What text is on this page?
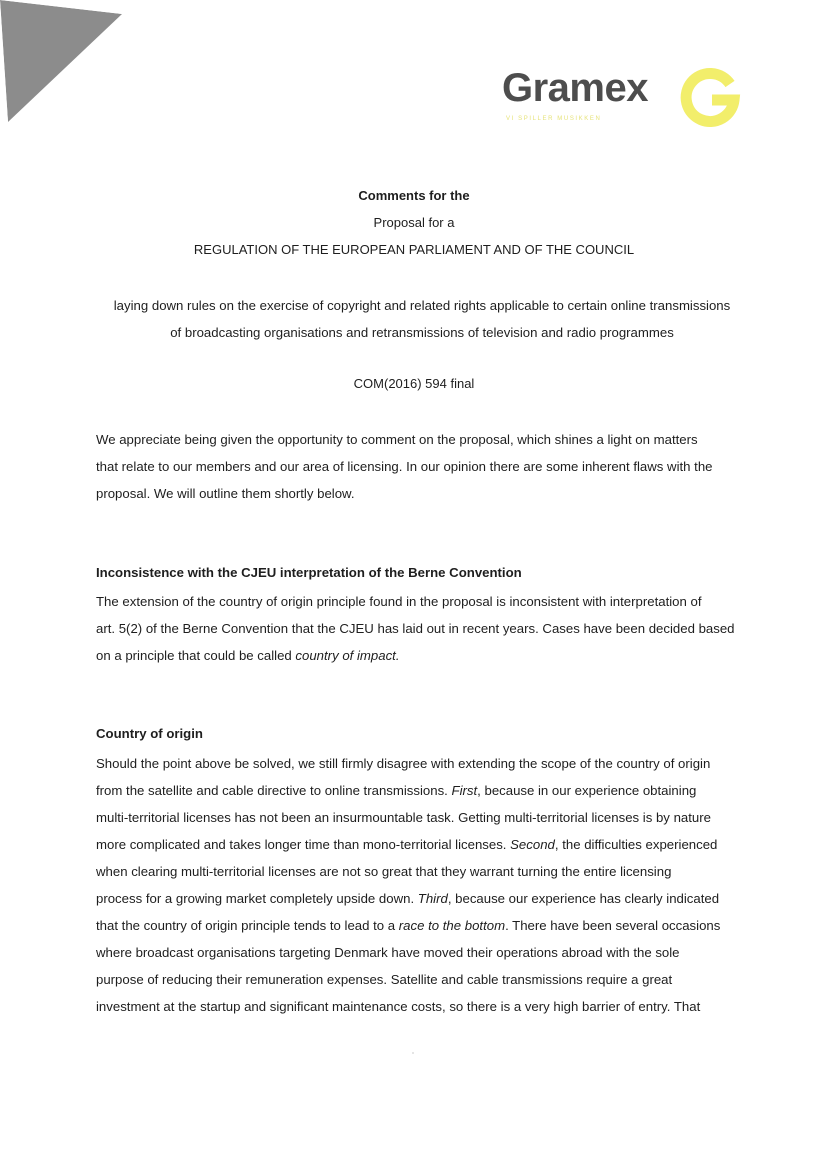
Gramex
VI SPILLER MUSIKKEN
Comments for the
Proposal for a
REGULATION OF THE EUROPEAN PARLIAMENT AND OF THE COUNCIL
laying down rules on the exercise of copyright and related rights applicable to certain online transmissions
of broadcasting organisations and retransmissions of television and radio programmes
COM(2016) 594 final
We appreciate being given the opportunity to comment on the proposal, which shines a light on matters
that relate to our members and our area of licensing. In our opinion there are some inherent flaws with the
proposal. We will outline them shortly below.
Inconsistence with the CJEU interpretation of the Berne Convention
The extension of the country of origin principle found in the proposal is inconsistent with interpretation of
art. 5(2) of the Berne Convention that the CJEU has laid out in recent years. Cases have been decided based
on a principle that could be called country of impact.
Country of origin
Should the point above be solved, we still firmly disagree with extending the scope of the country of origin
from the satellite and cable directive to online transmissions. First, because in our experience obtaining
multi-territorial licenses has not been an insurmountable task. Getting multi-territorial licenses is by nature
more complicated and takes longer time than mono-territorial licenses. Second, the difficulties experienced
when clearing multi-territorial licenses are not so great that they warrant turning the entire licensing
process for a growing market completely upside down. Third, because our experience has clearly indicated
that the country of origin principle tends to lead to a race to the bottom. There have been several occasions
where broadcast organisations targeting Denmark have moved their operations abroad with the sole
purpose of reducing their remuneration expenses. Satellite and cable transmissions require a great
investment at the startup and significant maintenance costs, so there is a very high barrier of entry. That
***
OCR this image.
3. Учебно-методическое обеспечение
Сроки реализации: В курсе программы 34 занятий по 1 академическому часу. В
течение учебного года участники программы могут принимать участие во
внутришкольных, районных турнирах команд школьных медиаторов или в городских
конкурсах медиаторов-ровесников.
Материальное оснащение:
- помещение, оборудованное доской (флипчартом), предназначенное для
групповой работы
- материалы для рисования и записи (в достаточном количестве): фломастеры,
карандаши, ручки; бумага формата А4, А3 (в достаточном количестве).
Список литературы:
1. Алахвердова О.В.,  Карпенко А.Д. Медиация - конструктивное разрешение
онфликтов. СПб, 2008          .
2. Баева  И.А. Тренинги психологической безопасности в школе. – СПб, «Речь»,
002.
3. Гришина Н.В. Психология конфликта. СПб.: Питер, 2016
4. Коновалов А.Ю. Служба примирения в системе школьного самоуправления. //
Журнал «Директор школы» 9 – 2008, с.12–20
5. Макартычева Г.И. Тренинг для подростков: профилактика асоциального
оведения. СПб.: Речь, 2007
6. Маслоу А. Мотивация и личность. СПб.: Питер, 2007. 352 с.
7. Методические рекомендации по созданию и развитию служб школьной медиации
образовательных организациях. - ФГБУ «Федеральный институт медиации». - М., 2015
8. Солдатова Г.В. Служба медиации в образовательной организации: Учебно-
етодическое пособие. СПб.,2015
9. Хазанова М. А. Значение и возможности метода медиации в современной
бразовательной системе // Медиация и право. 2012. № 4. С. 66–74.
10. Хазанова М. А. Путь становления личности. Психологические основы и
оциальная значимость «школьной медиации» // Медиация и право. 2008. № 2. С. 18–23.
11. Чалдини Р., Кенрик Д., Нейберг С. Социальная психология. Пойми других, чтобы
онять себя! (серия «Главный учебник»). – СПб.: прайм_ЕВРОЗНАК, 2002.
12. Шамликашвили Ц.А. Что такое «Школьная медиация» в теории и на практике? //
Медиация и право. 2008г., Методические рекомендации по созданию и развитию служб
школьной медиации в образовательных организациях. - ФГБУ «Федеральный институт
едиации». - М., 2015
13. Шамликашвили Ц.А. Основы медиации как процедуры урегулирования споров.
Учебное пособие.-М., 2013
***
Problem description. Copy each line of the listing that contains the string "право".

Completed task.
бразовательной системе // Медиация и право. 2012. № 4. С. 66–74.
оциальная значимость «школьной медиации» // Медиация и право. 2008. № 2. С. 18–23.
Медиация и право. 2008г., Методические рекомендации по созданию и развитию служб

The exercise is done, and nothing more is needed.